— Begin —

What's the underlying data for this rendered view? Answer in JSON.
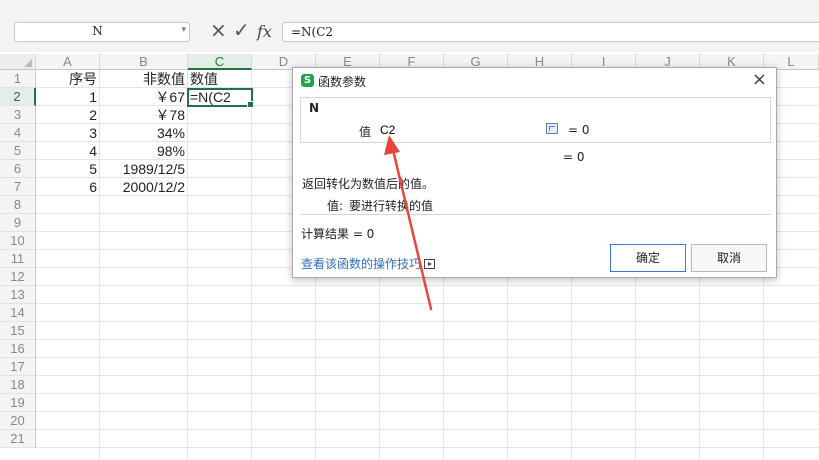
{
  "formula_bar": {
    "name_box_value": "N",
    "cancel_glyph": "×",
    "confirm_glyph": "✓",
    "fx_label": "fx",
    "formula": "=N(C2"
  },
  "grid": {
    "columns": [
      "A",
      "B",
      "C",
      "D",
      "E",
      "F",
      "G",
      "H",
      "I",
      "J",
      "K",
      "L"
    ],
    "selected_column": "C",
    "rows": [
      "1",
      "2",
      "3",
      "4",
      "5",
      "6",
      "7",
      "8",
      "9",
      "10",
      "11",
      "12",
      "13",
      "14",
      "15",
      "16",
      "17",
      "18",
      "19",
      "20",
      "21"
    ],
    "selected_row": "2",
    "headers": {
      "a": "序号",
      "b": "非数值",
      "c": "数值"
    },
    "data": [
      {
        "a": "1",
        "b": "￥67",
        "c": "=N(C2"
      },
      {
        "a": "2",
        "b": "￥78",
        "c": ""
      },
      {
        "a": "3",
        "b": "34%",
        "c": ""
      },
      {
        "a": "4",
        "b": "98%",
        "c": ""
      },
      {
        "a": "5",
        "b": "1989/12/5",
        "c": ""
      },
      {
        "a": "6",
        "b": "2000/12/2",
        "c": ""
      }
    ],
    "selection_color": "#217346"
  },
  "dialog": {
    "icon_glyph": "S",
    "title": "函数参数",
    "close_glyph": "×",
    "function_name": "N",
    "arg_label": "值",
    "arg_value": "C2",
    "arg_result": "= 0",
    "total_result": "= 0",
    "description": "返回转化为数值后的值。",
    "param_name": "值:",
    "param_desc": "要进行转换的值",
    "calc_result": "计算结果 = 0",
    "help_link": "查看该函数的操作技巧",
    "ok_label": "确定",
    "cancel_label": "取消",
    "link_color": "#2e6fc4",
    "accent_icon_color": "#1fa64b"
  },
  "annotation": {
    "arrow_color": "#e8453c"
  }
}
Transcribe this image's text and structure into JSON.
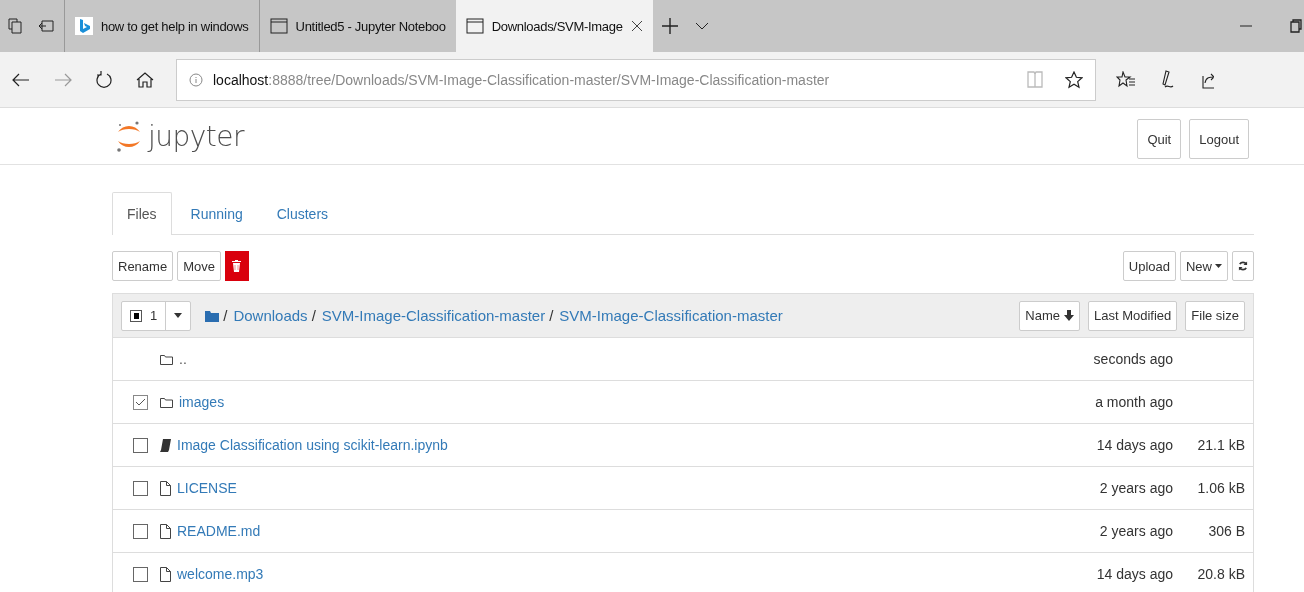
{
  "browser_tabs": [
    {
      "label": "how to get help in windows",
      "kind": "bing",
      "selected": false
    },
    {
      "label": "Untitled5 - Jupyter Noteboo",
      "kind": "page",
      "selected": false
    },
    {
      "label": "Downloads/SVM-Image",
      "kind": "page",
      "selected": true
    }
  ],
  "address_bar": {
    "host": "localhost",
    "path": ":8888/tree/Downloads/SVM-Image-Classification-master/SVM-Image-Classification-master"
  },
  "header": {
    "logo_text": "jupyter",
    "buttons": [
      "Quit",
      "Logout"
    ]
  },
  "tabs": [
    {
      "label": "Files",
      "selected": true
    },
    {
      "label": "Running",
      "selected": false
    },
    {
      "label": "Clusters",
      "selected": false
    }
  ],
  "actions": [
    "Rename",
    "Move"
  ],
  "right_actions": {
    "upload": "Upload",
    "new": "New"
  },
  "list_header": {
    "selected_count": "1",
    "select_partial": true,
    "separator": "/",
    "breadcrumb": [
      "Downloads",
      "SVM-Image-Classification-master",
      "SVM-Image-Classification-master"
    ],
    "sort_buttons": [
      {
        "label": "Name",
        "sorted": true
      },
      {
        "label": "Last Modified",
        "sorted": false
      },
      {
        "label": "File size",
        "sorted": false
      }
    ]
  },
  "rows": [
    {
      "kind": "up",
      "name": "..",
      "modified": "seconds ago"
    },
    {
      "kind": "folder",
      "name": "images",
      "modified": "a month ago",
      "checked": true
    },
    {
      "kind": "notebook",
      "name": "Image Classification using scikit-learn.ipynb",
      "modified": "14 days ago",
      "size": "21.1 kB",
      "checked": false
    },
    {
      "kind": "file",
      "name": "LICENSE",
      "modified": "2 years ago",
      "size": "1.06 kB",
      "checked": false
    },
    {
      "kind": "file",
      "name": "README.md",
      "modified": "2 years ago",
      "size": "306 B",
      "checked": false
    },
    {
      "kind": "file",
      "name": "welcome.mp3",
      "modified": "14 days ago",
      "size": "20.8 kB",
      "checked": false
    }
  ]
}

— End —
— Begin —

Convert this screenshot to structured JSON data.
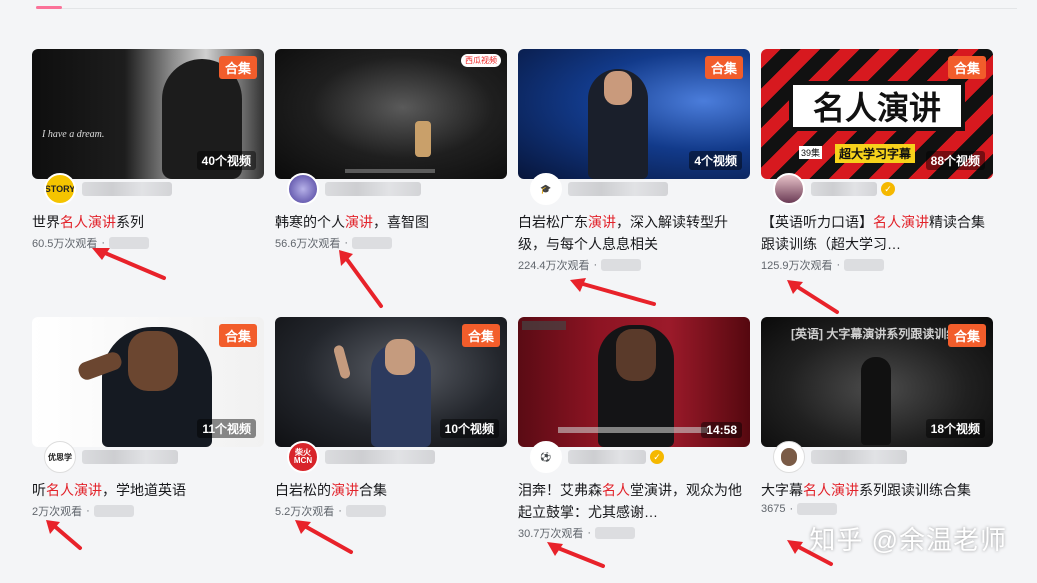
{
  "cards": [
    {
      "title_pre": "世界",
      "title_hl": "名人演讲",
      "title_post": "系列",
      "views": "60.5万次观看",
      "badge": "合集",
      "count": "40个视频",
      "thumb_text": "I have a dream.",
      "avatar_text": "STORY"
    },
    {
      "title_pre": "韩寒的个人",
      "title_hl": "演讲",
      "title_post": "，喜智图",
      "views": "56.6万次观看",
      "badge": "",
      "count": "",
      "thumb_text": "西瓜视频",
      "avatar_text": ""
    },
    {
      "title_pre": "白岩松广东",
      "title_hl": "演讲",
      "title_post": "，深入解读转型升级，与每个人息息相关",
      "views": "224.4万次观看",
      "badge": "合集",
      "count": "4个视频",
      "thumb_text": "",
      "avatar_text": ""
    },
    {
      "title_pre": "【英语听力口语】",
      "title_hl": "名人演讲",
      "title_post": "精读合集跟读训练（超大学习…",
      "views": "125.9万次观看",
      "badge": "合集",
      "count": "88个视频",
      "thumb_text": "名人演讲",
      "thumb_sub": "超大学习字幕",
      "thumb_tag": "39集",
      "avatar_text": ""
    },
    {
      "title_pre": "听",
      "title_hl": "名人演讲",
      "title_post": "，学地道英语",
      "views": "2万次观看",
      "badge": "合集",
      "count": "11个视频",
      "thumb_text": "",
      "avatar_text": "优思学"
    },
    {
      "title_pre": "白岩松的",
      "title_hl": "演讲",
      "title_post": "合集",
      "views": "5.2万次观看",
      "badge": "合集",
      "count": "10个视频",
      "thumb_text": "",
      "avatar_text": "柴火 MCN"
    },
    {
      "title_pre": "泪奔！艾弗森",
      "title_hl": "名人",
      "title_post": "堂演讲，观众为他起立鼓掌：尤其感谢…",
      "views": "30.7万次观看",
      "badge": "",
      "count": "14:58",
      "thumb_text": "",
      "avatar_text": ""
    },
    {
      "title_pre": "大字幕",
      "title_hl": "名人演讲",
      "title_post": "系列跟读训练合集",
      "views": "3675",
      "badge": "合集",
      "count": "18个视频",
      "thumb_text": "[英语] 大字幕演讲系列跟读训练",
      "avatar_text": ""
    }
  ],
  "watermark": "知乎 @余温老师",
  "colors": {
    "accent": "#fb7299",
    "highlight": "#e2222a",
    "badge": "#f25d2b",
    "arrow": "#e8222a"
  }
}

— End —

- _Request_
In the records above, how many lines include the string "data"? Answer with only the number.

- _Answer_
3